(Records)
________

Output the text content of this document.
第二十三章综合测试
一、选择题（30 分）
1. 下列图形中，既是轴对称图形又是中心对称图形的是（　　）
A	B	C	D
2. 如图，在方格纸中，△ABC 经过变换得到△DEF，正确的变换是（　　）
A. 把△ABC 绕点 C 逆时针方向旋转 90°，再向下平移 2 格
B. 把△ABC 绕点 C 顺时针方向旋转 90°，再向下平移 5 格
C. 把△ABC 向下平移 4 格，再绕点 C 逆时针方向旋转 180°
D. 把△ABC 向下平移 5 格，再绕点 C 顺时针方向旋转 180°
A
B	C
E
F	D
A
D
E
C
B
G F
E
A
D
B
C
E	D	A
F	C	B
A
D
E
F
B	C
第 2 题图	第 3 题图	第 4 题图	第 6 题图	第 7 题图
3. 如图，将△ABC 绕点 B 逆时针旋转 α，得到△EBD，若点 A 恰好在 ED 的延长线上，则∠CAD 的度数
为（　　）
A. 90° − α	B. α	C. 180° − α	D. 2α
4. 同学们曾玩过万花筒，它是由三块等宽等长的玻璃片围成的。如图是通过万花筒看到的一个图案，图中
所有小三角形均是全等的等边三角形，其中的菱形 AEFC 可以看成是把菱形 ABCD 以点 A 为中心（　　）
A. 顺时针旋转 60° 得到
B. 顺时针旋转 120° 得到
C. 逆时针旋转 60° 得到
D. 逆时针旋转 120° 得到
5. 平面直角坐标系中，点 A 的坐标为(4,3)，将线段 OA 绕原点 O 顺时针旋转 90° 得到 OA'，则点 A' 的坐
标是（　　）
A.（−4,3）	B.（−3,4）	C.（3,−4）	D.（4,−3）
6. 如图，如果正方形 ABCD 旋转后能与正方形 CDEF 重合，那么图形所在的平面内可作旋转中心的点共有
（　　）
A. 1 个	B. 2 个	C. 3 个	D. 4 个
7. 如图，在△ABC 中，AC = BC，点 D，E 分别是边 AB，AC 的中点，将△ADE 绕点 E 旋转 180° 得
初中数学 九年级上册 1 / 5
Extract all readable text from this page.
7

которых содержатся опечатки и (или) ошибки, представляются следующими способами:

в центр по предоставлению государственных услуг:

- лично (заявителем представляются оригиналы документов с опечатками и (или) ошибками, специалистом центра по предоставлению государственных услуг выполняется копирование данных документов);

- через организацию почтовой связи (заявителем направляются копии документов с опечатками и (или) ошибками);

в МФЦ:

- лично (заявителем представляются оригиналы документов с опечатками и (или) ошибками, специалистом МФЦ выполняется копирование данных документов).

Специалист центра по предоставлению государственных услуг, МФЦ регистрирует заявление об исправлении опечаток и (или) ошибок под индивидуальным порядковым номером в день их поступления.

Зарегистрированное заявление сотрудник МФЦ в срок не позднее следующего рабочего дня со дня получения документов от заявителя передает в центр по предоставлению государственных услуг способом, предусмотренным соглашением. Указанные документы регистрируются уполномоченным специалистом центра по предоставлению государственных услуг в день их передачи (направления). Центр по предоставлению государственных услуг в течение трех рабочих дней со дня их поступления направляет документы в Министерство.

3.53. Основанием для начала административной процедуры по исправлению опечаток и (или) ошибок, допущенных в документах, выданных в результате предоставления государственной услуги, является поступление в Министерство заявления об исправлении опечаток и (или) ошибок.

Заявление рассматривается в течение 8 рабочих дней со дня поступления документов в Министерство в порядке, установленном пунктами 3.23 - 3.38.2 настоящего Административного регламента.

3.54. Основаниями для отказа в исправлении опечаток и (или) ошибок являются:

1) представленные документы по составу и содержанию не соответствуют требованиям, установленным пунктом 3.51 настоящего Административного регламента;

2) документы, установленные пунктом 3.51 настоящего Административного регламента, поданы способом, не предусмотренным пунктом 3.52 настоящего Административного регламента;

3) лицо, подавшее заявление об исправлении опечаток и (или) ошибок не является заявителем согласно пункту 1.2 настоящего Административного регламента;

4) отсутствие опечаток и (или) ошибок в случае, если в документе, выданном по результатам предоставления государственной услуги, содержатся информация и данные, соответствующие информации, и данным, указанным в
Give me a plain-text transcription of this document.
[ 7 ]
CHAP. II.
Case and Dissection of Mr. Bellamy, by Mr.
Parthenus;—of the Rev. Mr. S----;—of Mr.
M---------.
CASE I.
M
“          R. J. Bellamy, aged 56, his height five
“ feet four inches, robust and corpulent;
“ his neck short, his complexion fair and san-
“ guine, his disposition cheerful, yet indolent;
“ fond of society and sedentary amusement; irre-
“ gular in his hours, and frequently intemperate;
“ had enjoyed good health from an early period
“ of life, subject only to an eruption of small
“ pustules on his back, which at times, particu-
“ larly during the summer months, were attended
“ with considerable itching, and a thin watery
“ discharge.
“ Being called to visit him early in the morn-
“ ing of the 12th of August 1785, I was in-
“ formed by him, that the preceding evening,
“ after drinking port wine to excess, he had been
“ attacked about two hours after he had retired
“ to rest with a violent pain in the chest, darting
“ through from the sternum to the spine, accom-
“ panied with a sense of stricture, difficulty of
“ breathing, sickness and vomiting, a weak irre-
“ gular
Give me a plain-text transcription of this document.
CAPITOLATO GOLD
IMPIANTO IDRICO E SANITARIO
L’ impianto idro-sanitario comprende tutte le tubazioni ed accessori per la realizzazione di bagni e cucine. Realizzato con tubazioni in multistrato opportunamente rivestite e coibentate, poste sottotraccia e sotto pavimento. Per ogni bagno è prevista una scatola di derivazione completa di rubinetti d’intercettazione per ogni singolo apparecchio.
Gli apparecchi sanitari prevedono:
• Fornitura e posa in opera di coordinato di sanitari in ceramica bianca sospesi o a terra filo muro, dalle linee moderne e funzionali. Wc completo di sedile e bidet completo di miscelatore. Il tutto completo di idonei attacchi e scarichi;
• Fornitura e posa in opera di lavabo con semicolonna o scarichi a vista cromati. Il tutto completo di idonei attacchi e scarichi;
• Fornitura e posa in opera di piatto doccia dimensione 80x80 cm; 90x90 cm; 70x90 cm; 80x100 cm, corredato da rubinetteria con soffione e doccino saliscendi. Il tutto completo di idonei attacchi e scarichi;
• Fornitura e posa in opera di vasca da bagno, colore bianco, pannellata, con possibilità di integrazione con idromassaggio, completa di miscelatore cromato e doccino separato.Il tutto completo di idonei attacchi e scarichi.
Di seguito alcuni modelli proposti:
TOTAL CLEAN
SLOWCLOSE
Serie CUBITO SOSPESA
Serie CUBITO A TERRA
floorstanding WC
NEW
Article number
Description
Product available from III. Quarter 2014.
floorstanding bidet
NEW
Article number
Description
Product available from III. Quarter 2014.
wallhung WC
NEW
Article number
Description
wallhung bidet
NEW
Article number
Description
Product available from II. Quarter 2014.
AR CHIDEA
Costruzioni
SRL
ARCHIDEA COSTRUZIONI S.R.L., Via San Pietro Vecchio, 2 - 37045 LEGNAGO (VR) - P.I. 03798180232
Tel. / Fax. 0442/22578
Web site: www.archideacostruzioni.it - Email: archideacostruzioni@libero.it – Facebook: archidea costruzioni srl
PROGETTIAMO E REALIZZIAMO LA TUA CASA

________

### Request
Repeat all entries. Match them exactly.

### Answer for this exercise
Output the text content of this document.
第二十三章综合测试
一、选择题（30 分）
1. 下列图形中，既是轴对称图形又是中心对称图形的是（　　）
A	B	C	D
2. 如图，在方格纸中，△ABC 经过变换得到△DEF，正确的变换是（　　）
A. 把△ABC 绕点 C 逆时针方向旋转 90°，再向下平移 2 格
B. 把△ABC 绕点 C 顺时针方向旋转 90°，再向下平移 5 格
C. 把△ABC 向下平移 4 格，再绕点 C 逆时针方向旋转 180°
D. 把△ABC 向下平移 5 格，再绕点 C 顺时针方向旋转 180°
A
B	C
E
F	D
A
D
E
C
B
G F
E
A
D
B
C
E	D	A
F	C	B
A
D
E
F
B	C
第 2 题图	第 3 题图	第 4 题图	第 6 题图	第 7 题图
3. 如图，将△ABC 绕点 B 逆时针旋转 α，得到△EBD，若点 A 恰好在 ED 的延长线上，则∠CAD 的度数
为（　　）
A. 90° − α	B. α	C. 180° − α	D. 2α
4. 同学们曾玩过万花筒，它是由三块等宽等长的玻璃片围成的。如图是通过万花筒看到的一个图案，图中
所有小三角形均是全等的等边三角形，其中的菱形 AEFC 可以看成是把菱形 ABCD 以点 A 为中心（　　）
A. 顺时针旋转 60° 得到
B. 顺时针旋转 120° 得到
C. 逆时针旋转 60° 得到
D. 逆时针旋转 120° 得到
5. 平面直角坐标系中，点 A 的坐标为(4,3)，将线段 OA 绕原点 O 顺时针旋转 90° 得到 OA'，则点 A' 的坐
标是（　　）
A.（−4,3）	B.（−3,4）	C.（3,−4）	D.（4,−3）
6. 如图，如果正方形 ABCD 旋转后能与正方形 CDEF 重合，那么图形所在的平面内可作旋转中心的点共有
（　　）
A. 1 个	B. 2 个	C. 3 个	D. 4 个
7. 如图，在△ABC 中，AC = BC，点 D，E 分别是边 AB，AC 的中点，将△ADE 绕点 E 旋转 180° 得
初中数学 九年级上册 1 / 5
Extract all readable text from this page.
7

которых содержатся опечатки и (или) ошибки, представляются следующими способами:

в центр по предоставлению государственных услуг:

- лично (заявителем представляются оригиналы документов с опечатками и (или) ошибками, специалистом центра по предоставлению государственных услуг выполняется копирование данных документов);

- через организацию почтовой связи (заявителем направляются копии документов с опечатками и (или) ошибками);

в МФЦ:

- лично (заявителем представляются оригиналы документов с опечатками и (или) ошибками, специалистом МФЦ выполняется копирование данных документов).

Специалист центра по предоставлению государственных услуг, МФЦ регистрирует заявление об исправлении опечаток и (или) ошибок под индивидуальным порядковым номером в день их поступления.

Зарегистрированное заявление сотрудник МФЦ в срок не позднее следующего рабочего дня со дня получения документов от заявителя передает в центр по предоставлению государственных услуг способом, предусмотренным соглашением. Указанные документы регистрируются уполномоченным специалистом центра по предоставлению государственных услуг в день их передачи (направления). Центр по предоставлению государственных услуг в течение трех рабочих дней со дня их поступления направляет документы в Министерство.

3.53. Основанием для начала административной процедуры по исправлению опечаток и (или) ошибок, допущенных в документах, выданных в результате предоставления государственной услуги, является поступление в Министерство заявления об исправлении опечаток и (или) ошибок.

Заявление рассматривается в течение 8 рабочих дней со дня поступления документов в Министерство в порядке, установленном пунктами 3.23 - 3.38.2 настоящего Административного регламента.

3.54. Основаниями для отказа в исправлении опечаток и (или) ошибок являются:

1) представленные документы по составу и содержанию не соответствуют требованиям, установленным пунктом 3.51 настоящего Административного регламента;

2) документы, установленные пунктом 3.51 настоящего Административного регламента, поданы способом, не предусмотренным пунктом 3.52 настоящего Административного регламента;

3) лицо, подавшее заявление об исправлении опечаток и (или) ошибок не является заявителем согласно пункту 1.2 настоящего Административного регламента;

4) отсутствие опечаток и (или) ошибок в случае, если в документе, выданном по результатам предоставления государственной услуги, содержатся информация и данные, соответствующие информации, и данным, указанным в
Give me a plain-text transcription of this document.
[ 7 ]
CHAP. II.
Case and Dissection of Mr. Bellamy, by Mr.
Parthenus;—of the Rev. Mr. S----;—of Mr.
M---------.
CASE I.
M
“          R. J. Bellamy, aged 56, his height five
“ feet four inches, robust and corpulent;
“ his neck short, his complexion fair and san-
“ guine, his disposition cheerful, yet indolent;
“ fond of society and sedentary amusement; irre-
“ gular in his hours, and frequently intemperate;
“ had enjoyed good health from an early period
“ of life, subject only to an eruption of small
“ pustules on his back, which at times, particu-
“ larly during the summer months, were attended
“ with considerable itching, and a thin watery
“ discharge.
“ Being called to visit him early in the morn-
“ ing of the 12th of August 1785, I was in-
“ formed by him, that the preceding evening,
“ after drinking port wine to excess, he had been
“ attacked about two hours after he had retired
“ to rest with a violent pain in the chest, darting
“ through from the sternum to the spine, accom-
“ panied with a sense of stricture, difficulty of
“ breathing, sickness and vomiting, a weak irre-
“ gular
Give me a plain-text transcription of this document.
CAPITOLATO GOLD
IMPIANTO IDRICO E SANITARIO
L’ impianto idro-sanitario comprende tutte le tubazioni ed accessori per la realizzazione di bagni e cucine. Realizzato con tubazioni in multistrato opportunamente rivestite e coibentate, poste sottotraccia e sotto pavimento. Per ogni bagno è prevista una scatola di derivazione completa di rubinetti d’intercettazione per ogni singolo apparecchio.
Gli apparecchi sanitari prevedono:
• Fornitura e posa in opera di coordinato di sanitari in ceramica bianca sospesi o a terra filo muro, dalle linee moderne e funzionali. Wc completo di sedile e bidet completo di miscelatore. Il tutto completo di idonei attacchi e scarichi;
• Fornitura e posa in opera di lavabo con semicolonna o scarichi a vista cromati. Il tutto completo di idonei attacchi e scarichi;
• Fornitura e posa in opera di piatto doccia dimensione 80x80 cm; 90x90 cm; 70x90 cm; 80x100 cm, corredato da rubinetteria con soffione e doccino saliscendi. Il tutto completo di idonei attacchi e scarichi;
• Fornitura e posa in opera di vasca da bagno, colore bianco, pannellata, con possibilità di integrazione con idromassaggio, completa di miscelatore cromato e doccino separato.Il tutto completo di idonei attacchi e scarichi.
Di seguito alcuni modelli proposti:
TOTAL CLEAN
SLOWCLOSE
Serie CUBITO SOSPESA
Serie CUBITO A TERRA
floorstanding WC
NEW
Article number
Description
Product available from III. Quarter 2014.
floorstanding bidet
NEW
Article number
Description
Product available from III. Quarter 2014.
wallhung WC
NEW
Article number
Description
wallhung bidet
NEW
Article number
Description
Product available from II. Quarter 2014.
AR CHIDEA
Costruzioni
SRL
ARCHIDEA COSTRUZIONI S.R.L., Via San Pietro Vecchio, 2 - 37045 LEGNAGO (VR) - P.I. 03798180232
Tel. / Fax. 0442/22578
Web site: www.archideacostruzioni.it - Email: archideacostruzioni@libero.it – Facebook: archidea costruzioni srl
PROGETTIAMO E REALIZZIAMO LA TUA CASA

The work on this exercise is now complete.